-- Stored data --
** Begin **

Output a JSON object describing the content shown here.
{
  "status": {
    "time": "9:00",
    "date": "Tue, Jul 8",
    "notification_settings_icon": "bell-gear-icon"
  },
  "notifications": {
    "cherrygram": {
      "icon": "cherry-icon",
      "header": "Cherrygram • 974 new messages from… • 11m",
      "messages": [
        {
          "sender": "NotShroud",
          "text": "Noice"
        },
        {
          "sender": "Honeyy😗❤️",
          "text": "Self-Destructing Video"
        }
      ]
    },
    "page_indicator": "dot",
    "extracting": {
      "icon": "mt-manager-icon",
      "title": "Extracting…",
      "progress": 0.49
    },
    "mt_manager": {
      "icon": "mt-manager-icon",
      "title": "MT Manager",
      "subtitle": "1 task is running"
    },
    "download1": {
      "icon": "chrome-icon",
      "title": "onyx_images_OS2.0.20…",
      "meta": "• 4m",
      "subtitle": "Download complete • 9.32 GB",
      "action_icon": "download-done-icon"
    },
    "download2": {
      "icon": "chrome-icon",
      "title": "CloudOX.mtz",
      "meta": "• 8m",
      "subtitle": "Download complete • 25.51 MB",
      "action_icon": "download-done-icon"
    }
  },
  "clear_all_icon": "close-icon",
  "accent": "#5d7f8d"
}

** End **
** Begin **

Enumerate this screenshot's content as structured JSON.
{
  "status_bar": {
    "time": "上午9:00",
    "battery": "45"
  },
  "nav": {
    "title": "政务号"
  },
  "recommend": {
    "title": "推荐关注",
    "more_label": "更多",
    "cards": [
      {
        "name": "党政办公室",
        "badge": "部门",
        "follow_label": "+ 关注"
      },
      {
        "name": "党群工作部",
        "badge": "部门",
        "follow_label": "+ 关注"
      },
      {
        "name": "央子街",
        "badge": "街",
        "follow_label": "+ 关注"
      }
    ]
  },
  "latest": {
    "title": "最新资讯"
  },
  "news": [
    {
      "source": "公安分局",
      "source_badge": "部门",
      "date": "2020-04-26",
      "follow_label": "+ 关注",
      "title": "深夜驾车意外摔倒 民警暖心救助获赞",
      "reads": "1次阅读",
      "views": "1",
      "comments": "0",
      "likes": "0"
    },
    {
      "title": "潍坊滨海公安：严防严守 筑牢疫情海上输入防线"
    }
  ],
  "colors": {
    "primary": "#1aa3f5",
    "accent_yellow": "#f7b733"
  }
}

** End **
** Begin **

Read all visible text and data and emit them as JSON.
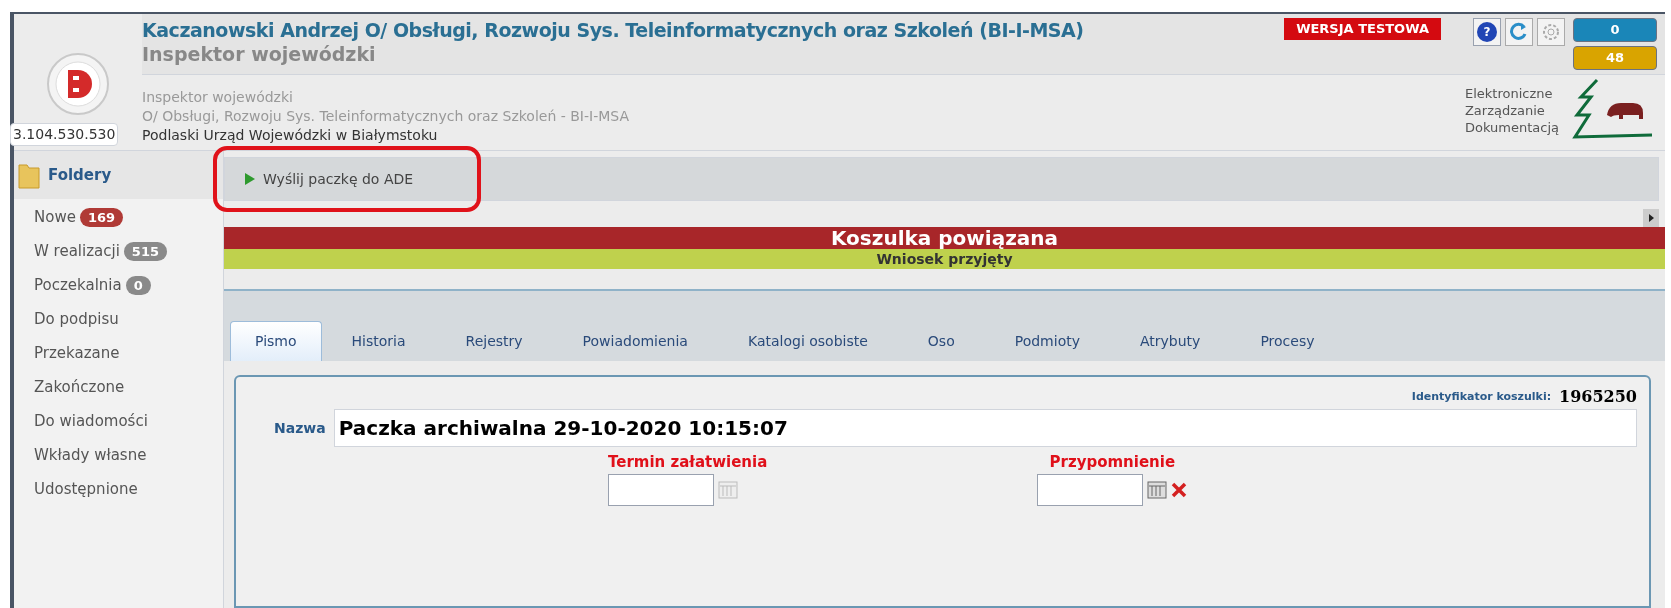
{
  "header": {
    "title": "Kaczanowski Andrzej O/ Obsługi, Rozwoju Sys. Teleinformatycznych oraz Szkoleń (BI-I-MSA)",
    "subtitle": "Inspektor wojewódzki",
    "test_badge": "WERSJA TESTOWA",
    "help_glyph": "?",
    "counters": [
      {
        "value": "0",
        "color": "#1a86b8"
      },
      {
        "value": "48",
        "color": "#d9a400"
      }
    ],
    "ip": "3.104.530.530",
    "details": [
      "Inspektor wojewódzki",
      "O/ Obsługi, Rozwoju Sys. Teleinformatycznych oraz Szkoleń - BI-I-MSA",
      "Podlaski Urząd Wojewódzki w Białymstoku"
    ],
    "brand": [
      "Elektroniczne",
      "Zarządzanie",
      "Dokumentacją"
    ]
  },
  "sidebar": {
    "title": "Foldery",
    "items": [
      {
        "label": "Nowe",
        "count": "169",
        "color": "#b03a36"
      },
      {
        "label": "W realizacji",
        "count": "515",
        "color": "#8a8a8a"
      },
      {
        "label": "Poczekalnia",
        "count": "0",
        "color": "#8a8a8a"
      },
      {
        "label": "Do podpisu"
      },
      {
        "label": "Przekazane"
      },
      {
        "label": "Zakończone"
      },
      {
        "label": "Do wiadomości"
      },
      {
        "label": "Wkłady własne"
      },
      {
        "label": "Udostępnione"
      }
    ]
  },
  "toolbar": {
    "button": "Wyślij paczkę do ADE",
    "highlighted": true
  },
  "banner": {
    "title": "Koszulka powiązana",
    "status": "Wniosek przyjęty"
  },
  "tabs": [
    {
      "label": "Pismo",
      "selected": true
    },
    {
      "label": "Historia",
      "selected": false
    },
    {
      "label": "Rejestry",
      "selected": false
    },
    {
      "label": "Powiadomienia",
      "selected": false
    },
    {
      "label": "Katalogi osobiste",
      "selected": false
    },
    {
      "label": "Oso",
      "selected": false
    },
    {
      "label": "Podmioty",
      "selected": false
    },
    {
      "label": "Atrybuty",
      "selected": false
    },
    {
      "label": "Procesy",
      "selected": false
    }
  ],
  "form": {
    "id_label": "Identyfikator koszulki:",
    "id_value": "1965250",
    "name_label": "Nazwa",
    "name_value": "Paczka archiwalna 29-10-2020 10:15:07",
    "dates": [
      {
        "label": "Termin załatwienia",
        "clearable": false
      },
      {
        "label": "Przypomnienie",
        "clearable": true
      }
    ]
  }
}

** End **

-- TASK DIRECTIONS --
Report the number of lines above containing the word "JSON", with no other text.

-- SOLVED PROBLEM --
3